_Stated task_
Here are records with pictures in them. Copy all of them exactly and leave the pictures out.

(Data entries)
• • •
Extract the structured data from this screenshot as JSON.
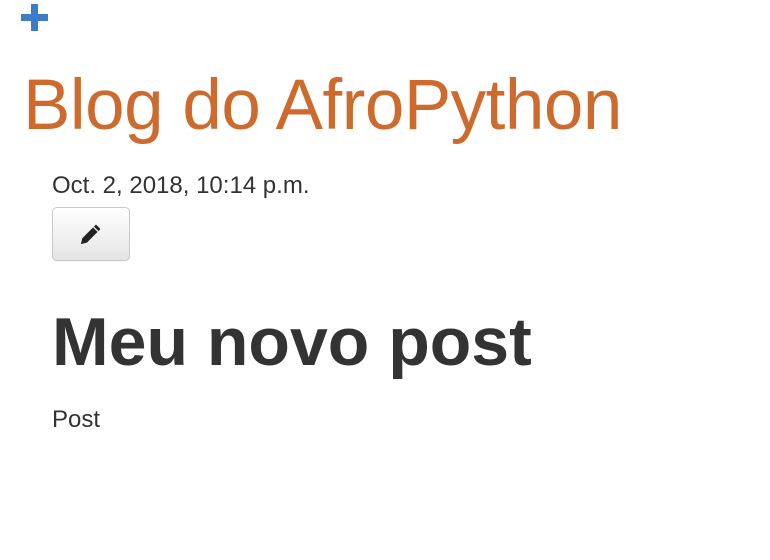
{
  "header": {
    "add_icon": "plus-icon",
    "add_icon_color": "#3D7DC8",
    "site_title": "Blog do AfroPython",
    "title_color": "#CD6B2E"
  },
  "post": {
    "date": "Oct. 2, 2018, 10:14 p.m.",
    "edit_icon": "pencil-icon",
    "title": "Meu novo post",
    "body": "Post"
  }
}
• • •
_Response to this task_
Extract the structured data from this screenshot as JSON.
{
  "header": {
    "add_icon": "plus-icon",
    "add_icon_color": "#3D7DC8",
    "site_title": "Blog do AfroPython",
    "title_color": "#CD6B2E"
  },
  "post": {
    "date": "Oct. 2, 2018, 10:14 p.m.",
    "edit_icon": "pencil-icon",
    "title": "Meu novo post",
    "body": "Post"
  }
}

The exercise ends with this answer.